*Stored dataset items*
** BEGIN **
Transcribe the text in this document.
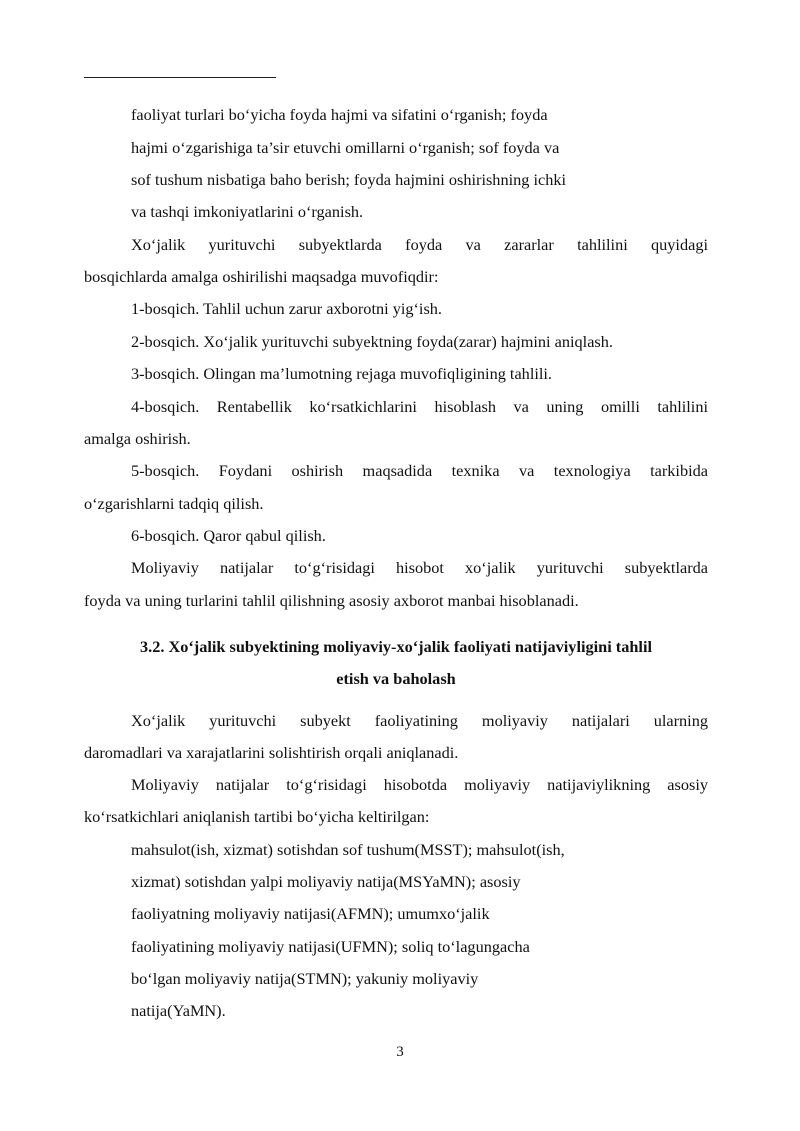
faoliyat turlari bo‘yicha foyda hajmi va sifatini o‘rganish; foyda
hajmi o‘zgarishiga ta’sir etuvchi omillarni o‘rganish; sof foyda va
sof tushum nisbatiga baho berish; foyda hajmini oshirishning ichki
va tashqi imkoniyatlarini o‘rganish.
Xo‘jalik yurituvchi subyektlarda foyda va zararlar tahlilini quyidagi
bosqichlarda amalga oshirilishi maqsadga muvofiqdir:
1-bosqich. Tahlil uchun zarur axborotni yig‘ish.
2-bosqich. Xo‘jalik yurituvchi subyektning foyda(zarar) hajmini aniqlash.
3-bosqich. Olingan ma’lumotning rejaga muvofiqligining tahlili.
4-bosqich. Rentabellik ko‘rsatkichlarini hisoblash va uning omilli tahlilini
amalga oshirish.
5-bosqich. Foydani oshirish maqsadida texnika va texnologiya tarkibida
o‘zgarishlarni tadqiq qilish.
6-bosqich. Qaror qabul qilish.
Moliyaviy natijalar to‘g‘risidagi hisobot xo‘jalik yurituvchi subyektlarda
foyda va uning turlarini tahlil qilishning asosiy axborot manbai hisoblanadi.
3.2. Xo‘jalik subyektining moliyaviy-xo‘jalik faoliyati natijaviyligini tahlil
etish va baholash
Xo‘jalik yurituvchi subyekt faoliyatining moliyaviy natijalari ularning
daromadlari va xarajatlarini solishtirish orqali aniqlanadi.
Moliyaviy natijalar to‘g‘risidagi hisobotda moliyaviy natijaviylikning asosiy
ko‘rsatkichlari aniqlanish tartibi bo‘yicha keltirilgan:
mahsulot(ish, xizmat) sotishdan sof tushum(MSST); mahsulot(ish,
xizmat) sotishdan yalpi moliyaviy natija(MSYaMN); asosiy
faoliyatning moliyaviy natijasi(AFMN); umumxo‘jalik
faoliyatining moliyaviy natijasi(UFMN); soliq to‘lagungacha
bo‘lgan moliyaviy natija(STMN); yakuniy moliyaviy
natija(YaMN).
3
** END **
*WHAT IS ASKED*
Without the pictures, retype the whole of the material above exactly.

*TASK RESPONSE*
Transcribe the text in this document.
faoliyat turlari bo‘yicha foyda hajmi va sifatini o‘rganish; foyda
hajmi o‘zgarishiga ta’sir etuvchi omillarni o‘rganish; sof foyda va
sof tushum nisbatiga baho berish; foyda hajmini oshirishning ichki
va tashqi imkoniyatlarini o‘rganish.
Xo‘jalik yurituvchi subyektlarda foyda va zararlar tahlilini quyidagi
bosqichlarda amalga oshirilishi maqsadga muvofiqdir:
1-bosqich. Tahlil uchun zarur axborotni yig‘ish.
2-bosqich. Xo‘jalik yurituvchi subyektning foyda(zarar) hajmini aniqlash.
3-bosqich. Olingan ma’lumotning rejaga muvofiqligining tahlili.
4-bosqich. Rentabellik ko‘rsatkichlarini hisoblash va uning omilli tahlilini
amalga oshirish.
5-bosqich. Foydani oshirish maqsadida texnika va texnologiya tarkibida
o‘zgarishlarni tadqiq qilish.
6-bosqich. Qaror qabul qilish.
Moliyaviy natijalar to‘g‘risidagi hisobot xo‘jalik yurituvchi subyektlarda
foyda va uning turlarini tahlil qilishning asosiy axborot manbai hisoblanadi.
3.2. Xo‘jalik subyektining moliyaviy-xo‘jalik faoliyati natijaviyligini tahlil
etish va baholash
Xo‘jalik yurituvchi subyekt faoliyatining moliyaviy natijalari ularning
daromadlari va xarajatlarini solishtirish orqali aniqlanadi.
Moliyaviy natijalar to‘g‘risidagi hisobotda moliyaviy natijaviylikning asosiy
ko‘rsatkichlari aniqlanish tartibi bo‘yicha keltirilgan:
mahsulot(ish, xizmat) sotishdan sof tushum(MSST); mahsulot(ish,
xizmat) sotishdan yalpi moliyaviy natija(MSYaMN); asosiy
faoliyatning moliyaviy natijasi(AFMN); umumxo‘jalik
faoliyatining moliyaviy natijasi(UFMN); soliq to‘lagungacha
bo‘lgan moliyaviy natija(STMN); yakuniy moliyaviy
natija(YaMN).
3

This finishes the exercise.